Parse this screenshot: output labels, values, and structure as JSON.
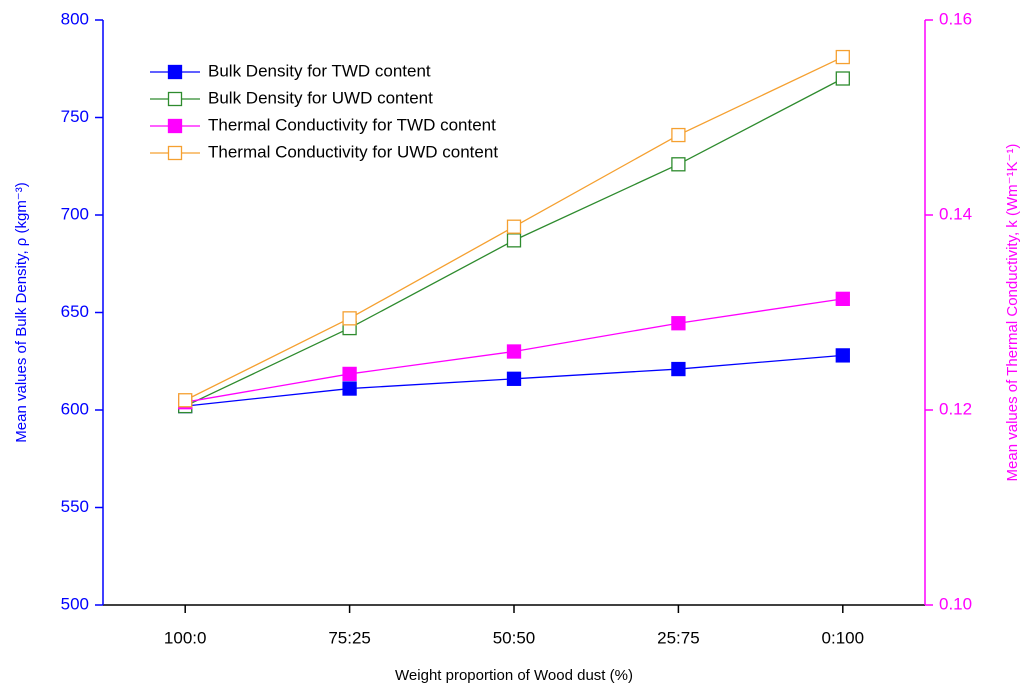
{
  "chart_data": {
    "type": "line",
    "x_label": "Weight proportion of Wood dust (%)",
    "y_label": "Mean values of Bulk Density, ρ (kgm⁻³)",
    "y2_label": "Mean values of Thermal Conductivity, k (Wm⁻¹K⁻¹)",
    "categories": [
      "100:0",
      "75:25",
      "50:50",
      "25:75",
      "0:100"
    ],
    "ylim": [
      500,
      800
    ],
    "yticks": [
      500,
      550,
      600,
      650,
      700,
      750,
      800
    ],
    "y2lim": [
      0.1,
      0.16
    ],
    "y2ticks": [
      {
        "value": 0.1,
        "label": "0.10"
      },
      0.12,
      0.14,
      0.16
    ],
    "y_color": "#0000ff",
    "y2_color": "#ff00ff",
    "legend": "upper left",
    "series": [
      {
        "name": "Bulk Density for TWD content",
        "color": "#0000ff",
        "marker": "filled-square",
        "values": [
          602,
          611,
          616,
          621,
          628
        ]
      },
      {
        "name": "Bulk Density for UWD content",
        "color": "#2e8b2e",
        "marker": "open-square",
        "values": [
          602,
          642,
          687,
          726,
          770
        ]
      },
      {
        "name": "Thermal Conductivity for TWD content",
        "color": "#ff00ff",
        "marker": "filled-square",
        "axis": "y2",
        "values": [
          0.1208,
          0.1237,
          0.126,
          0.1289,
          0.1314
        ]
      },
      {
        "name": "Thermal Conductivity for UWD content",
        "color": "#f5a030",
        "marker": "open-square",
        "axis": "y2",
        "values": [
          0.121,
          0.1294,
          0.1388,
          0.1482,
          0.1562
        ]
      }
    ]
  }
}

######

» Directions for this task
Each line above is to be copied verbatim. Drop any image from the copy.

» Solution
Parse this screenshot: output labels, values, and structure as JSON.
{
  "chart_data": {
    "type": "line",
    "x_label": "Weight proportion of Wood dust (%)",
    "y_label": "Mean values of Bulk Density, ρ (kgm⁻³)",
    "y2_label": "Mean values of Thermal Conductivity, k (Wm⁻¹K⁻¹)",
    "categories": [
      "100:0",
      "75:25",
      "50:50",
      "25:75",
      "0:100"
    ],
    "ylim": [
      500,
      800
    ],
    "yticks": [
      500,
      550,
      600,
      650,
      700,
      750,
      800
    ],
    "y2lim": [
      0.1,
      0.16
    ],
    "y2ticks": [
      {
        "value": 0.1,
        "label": "0.10"
      },
      0.12,
      0.14,
      0.16
    ],
    "y_color": "#0000ff",
    "y2_color": "#ff00ff",
    "legend": "upper left",
    "series": [
      {
        "name": "Bulk Density for TWD content",
        "color": "#0000ff",
        "marker": "filled-square",
        "values": [
          602,
          611,
          616,
          621,
          628
        ]
      },
      {
        "name": "Bulk Density for UWD content",
        "color": "#2e8b2e",
        "marker": "open-square",
        "values": [
          602,
          642,
          687,
          726,
          770
        ]
      },
      {
        "name": "Thermal Conductivity for TWD content",
        "color": "#ff00ff",
        "marker": "filled-square",
        "axis": "y2",
        "values": [
          0.1208,
          0.1237,
          0.126,
          0.1289,
          0.1314
        ]
      },
      {
        "name": "Thermal Conductivity for UWD content",
        "color": "#f5a030",
        "marker": "open-square",
        "axis": "y2",
        "values": [
          0.121,
          0.1294,
          0.1388,
          0.1482,
          0.1562
        ]
      }
    ]
  }
}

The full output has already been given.